- **RECORDS TO PROCESS**
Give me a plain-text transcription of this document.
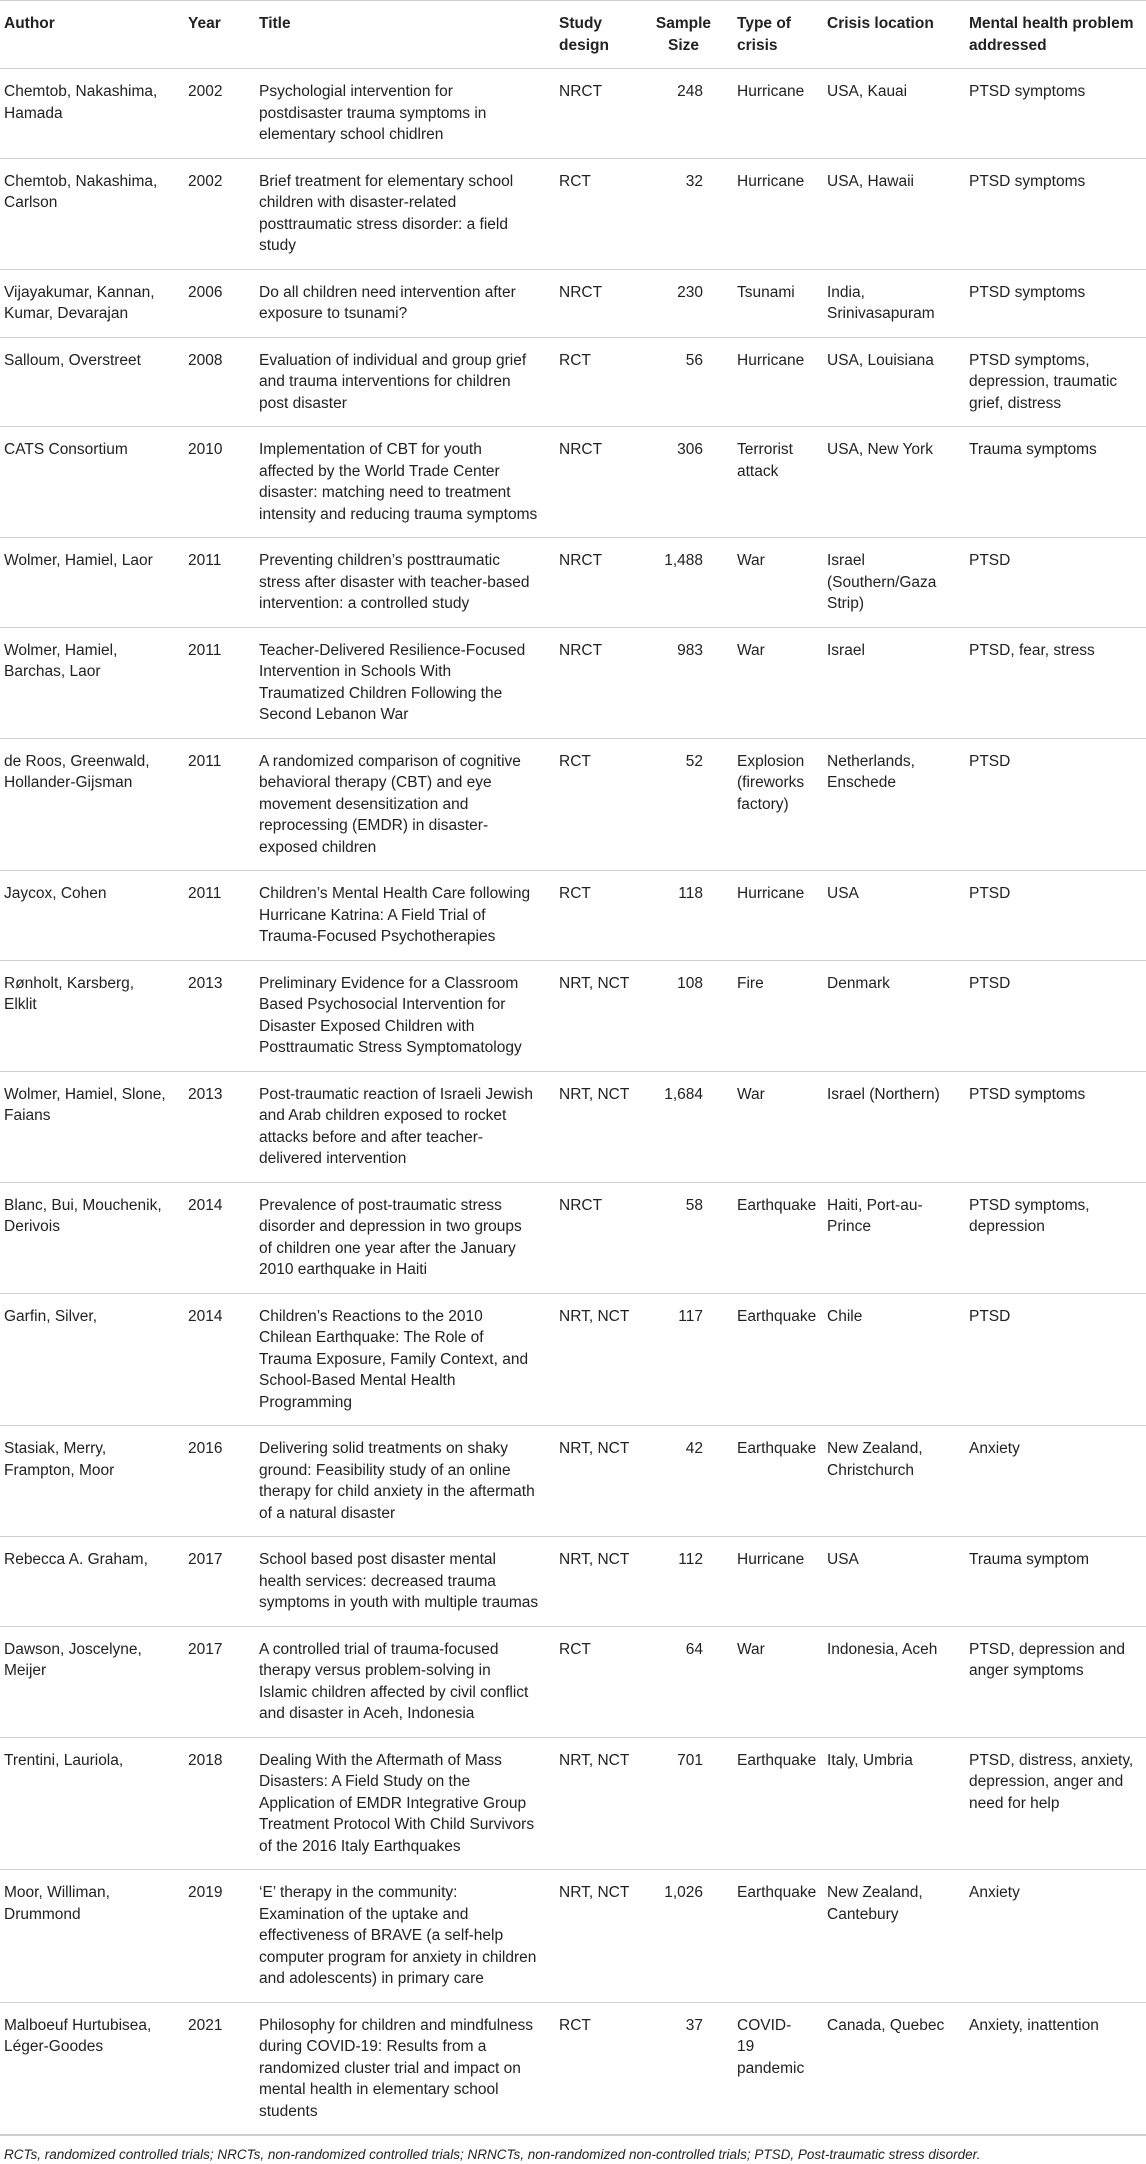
Author	Year	Title	Study design	Sample Size	Type of crisis	Crisis location	Mental health problem addressed
Chemtob, Nakashima, Hamada	2002	Psychologial intervention for postdisaster trauma symptoms in elementary school chidlren	NRCT	248	Hurricane	USA, Kauai	PTSD symptoms
Chemtob, Nakashima, Carlson	2002	Brief treatment for elementary school children with disaster-related posttraumatic stress disorder: a field study	RCT	32	Hurricane	USA, Hawaii	PTSD symptoms
Vijayakumar, Kannan, Kumar, Devarajan	2006	Do all children need intervention after exposure to tsunami?	NRCT	230	Tsunami	India, Srinivasapuram	PTSD symptoms
Salloum, Overstreet	2008	Evaluation of individual and group grief and trauma interventions for children post disaster	RCT	56	Hurricane	USA, Louisiana	PTSD symptoms, depression, traumatic grief, distress
CATS Consortium	2010	Implementation of CBT for youth affected by the World Trade Center disaster: matching need to treatment intensity and reducing trauma symptoms	NRCT	306	Terrorist attack	USA, New York	Trauma symptoms
Wolmer, Hamiel, Laor	2011	Preventing children’s posttraumatic stress after disaster with teacher-based intervention: a controlled study	NRCT	1,488	War	Israel (Southern/Gaza Strip)	PTSD
Wolmer, Hamiel, Barchas, Laor	2011	Teacher-Delivered Resilience-Focused Intervention in Schools With Traumatized Children Following the Second Lebanon War	NRCT	983	War	Israel	PTSD, fear, stress
de Roos, Greenwald, Hollander-Gijsman	2011	A randomized comparison of cognitive behavioral therapy (CBT) and eye movement desensitization and reprocessing (EMDR) in disaster-exposed children	RCT	52	Explosion (fireworks factory)	Netherlands, Enschede	PTSD
Jaycox, Cohen	2011	Children’s Mental Health Care following Hurricane Katrina: A Field Trial of Trauma-Focused Psychotherapies	RCT	118	Hurricane	USA	PTSD
Rønholt, Karsberg, Elklit	2013	Preliminary Evidence for a Classroom Based Psychosocial Intervention for Disaster Exposed Children with Posttraumatic Stress Symptomatology	NRT, NCT	108	Fire	Denmark	PTSD
Wolmer, Hamiel, Slone, Faians	2013	Post-traumatic reaction of Israeli Jewish and Arab children exposed to rocket attacks before and after teacher-delivered intervention	NRT, NCT	1,684	War	Israel (Northern)	PTSD symptoms
Blanc, Bui, Mouchenik, Derivois	2014	Prevalence of post-traumatic stress disorder and depression in two groups of children one year after the January 2010 earthquake in Haiti	NRCT	58	Earthquake	Haiti, Port-au-Prince	PTSD symptoms, depression
Garfin, Silver,	2014	Children’s Reactions to the 2010 Chilean Earthquake: The Role of Trauma Exposure, Family Context, and School-Based Mental Health Programming	NRT, NCT	117	Earthquake	Chile	PTSD
Stasiak, Merry, Frampton, Moor	2016	Delivering solid treatments on shaky ground: Feasibility study of an online therapy for child anxiety in the aftermath of a natural disaster	NRT, NCT	42	Earthquake	New Zealand, Christchurch	Anxiety
Rebecca A. Graham,	2017	School based post disaster mental health services: decreased trauma symptoms in youth with multiple traumas	NRT, NCT	112	Hurricane	USA	Trauma symptom
Dawson, Joscelyne, Meijer	2017	A controlled trial of trauma-focused therapy versus problem-solving in Islamic children affected by civil conflict and disaster in Aceh, Indonesia	RCT	64	War	Indonesia, Aceh	PTSD, depression and anger symptoms
Trentini, Lauriola,	2018	Dealing With the Aftermath of Mass Disasters: A Field Study on the Application of EMDR Integrative Group Treatment Protocol With Child Survivors of the 2016 Italy Earthquakes	NRT, NCT	701	Earthquake	Italy, Umbria	PTSD, distress, anxiety, depression, anger and need for help
Moor, Williman, Drummond	2019	‘E’ therapy in the community: Examination of the uptake and effectiveness of BRAVE (a self-help computer program for anxiety in children and adolescents) in primary care	NRT, NCT	1,026	Earthquake	New Zealand, Cantebury	Anxiety
Malboeuf Hurtubisea, Léger-Goodes	2021	Philosophy for children and mindfulness during COVID-19: Results from a randomized cluster trial and impact on mental health in elementary school students	RCT	37	COVID-19 pandemic	Canada, Quebec	Anxiety, inattention
RCTs, randomized controlled trials; NRCTs, non-randomized controlled trials; NRNCTs, non-randomized non-controlled trials; PTSD, Post-traumatic stress disorder.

- **WHAT THE TASK ASKS**
All of the data needs repeating exactly, but the pictures do not.

- **RESPONSE FOR THIS EXERCISE**
Give me a plain-text transcription of this document.
Author	Year	Title	Study design	Sample Size	Type of crisis	Crisis location	Mental health problem addressed
Chemtob, Nakashima, Hamada	2002	Psychologial intervention for postdisaster trauma symptoms in elementary school chidlren	NRCT	248	Hurricane	USA, Kauai	PTSD symptoms
Chemtob, Nakashima, Carlson	2002	Brief treatment for elementary school children with disaster-related posttraumatic stress disorder: a field study	RCT	32	Hurricane	USA, Hawaii	PTSD symptoms
Vijayakumar, Kannan, Kumar, Devarajan	2006	Do all children need intervention after exposure to tsunami?	NRCT	230	Tsunami	India, Srinivasapuram	PTSD symptoms
Salloum, Overstreet	2008	Evaluation of individual and group grief and trauma interventions for children post disaster	RCT	56	Hurricane	USA, Louisiana	PTSD symptoms, depression, traumatic grief, distress
CATS Consortium	2010	Implementation of CBT for youth affected by the World Trade Center disaster: matching need to treatment intensity and reducing trauma symptoms	NRCT	306	Terrorist attack	USA, New York	Trauma symptoms
Wolmer, Hamiel, Laor	2011	Preventing children’s posttraumatic stress after disaster with teacher-based intervention: a controlled study	NRCT	1,488	War	Israel (Southern/Gaza Strip)	PTSD
Wolmer, Hamiel, Barchas, Laor	2011	Teacher-Delivered Resilience-Focused Intervention in Schools With Traumatized Children Following the Second Lebanon War	NRCT	983	War	Israel	PTSD, fear, stress
de Roos, Greenwald, Hollander-Gijsman	2011	A randomized comparison of cognitive behavioral therapy (CBT) and eye movement desensitization and reprocessing (EMDR) in disaster-exposed children	RCT	52	Explosion (fireworks factory)	Netherlands, Enschede	PTSD
Jaycox, Cohen	2011	Children’s Mental Health Care following Hurricane Katrina: A Field Trial of Trauma-Focused Psychotherapies	RCT	118	Hurricane	USA	PTSD
Rønholt, Karsberg, Elklit	2013	Preliminary Evidence for a Classroom Based Psychosocial Intervention for Disaster Exposed Children with Posttraumatic Stress Symptomatology	NRT, NCT	108	Fire	Denmark	PTSD
Wolmer, Hamiel, Slone, Faians	2013	Post-traumatic reaction of Israeli Jewish and Arab children exposed to rocket attacks before and after teacher-delivered intervention	NRT, NCT	1,684	War	Israel (Northern)	PTSD symptoms
Blanc, Bui, Mouchenik, Derivois	2014	Prevalence of post-traumatic stress disorder and depression in two groups of children one year after the January 2010 earthquake in Haiti	NRCT	58	Earthquake	Haiti, Port-au-Prince	PTSD symptoms, depression
Garfin, Silver,	2014	Children’s Reactions to the 2010 Chilean Earthquake: The Role of Trauma Exposure, Family Context, and School-Based Mental Health Programming	NRT, NCT	117	Earthquake	Chile	PTSD
Stasiak, Merry, Frampton, Moor	2016	Delivering solid treatments on shaky ground: Feasibility study of an online therapy for child anxiety in the aftermath of a natural disaster	NRT, NCT	42	Earthquake	New Zealand, Christchurch	Anxiety
Rebecca A. Graham,	2017	School based post disaster mental health services: decreased trauma symptoms in youth with multiple traumas	NRT, NCT	112	Hurricane	USA	Trauma symptom
Dawson, Joscelyne, Meijer	2017	A controlled trial of trauma-focused therapy versus problem-solving in Islamic children affected by civil conflict and disaster in Aceh, Indonesia	RCT	64	War	Indonesia, Aceh	PTSD, depression and anger symptoms
Trentini, Lauriola,	2018	Dealing With the Aftermath of Mass Disasters: A Field Study on the Application of EMDR Integrative Group Treatment Protocol With Child Survivors of the 2016 Italy Earthquakes	NRT, NCT	701	Earthquake	Italy, Umbria	PTSD, distress, anxiety, depression, anger and need for help
Moor, Williman, Drummond	2019	‘E’ therapy in the community: Examination of the uptake and effectiveness of BRAVE (a self-help computer program for anxiety in children and adolescents) in primary care	NRT, NCT	1,026	Earthquake	New Zealand, Cantebury	Anxiety
Malboeuf Hurtubisea, Léger-Goodes	2021	Philosophy for children and mindfulness during COVID-19: Results from a randomized cluster trial and impact on mental health in elementary school students	RCT	37	COVID-19 pandemic	Canada, Quebec	Anxiety, inattention
RCTs, randomized controlled trials; NRCTs, non-randomized controlled trials; NRNCTs, non-randomized non-controlled trials; PTSD, Post-traumatic stress disorder.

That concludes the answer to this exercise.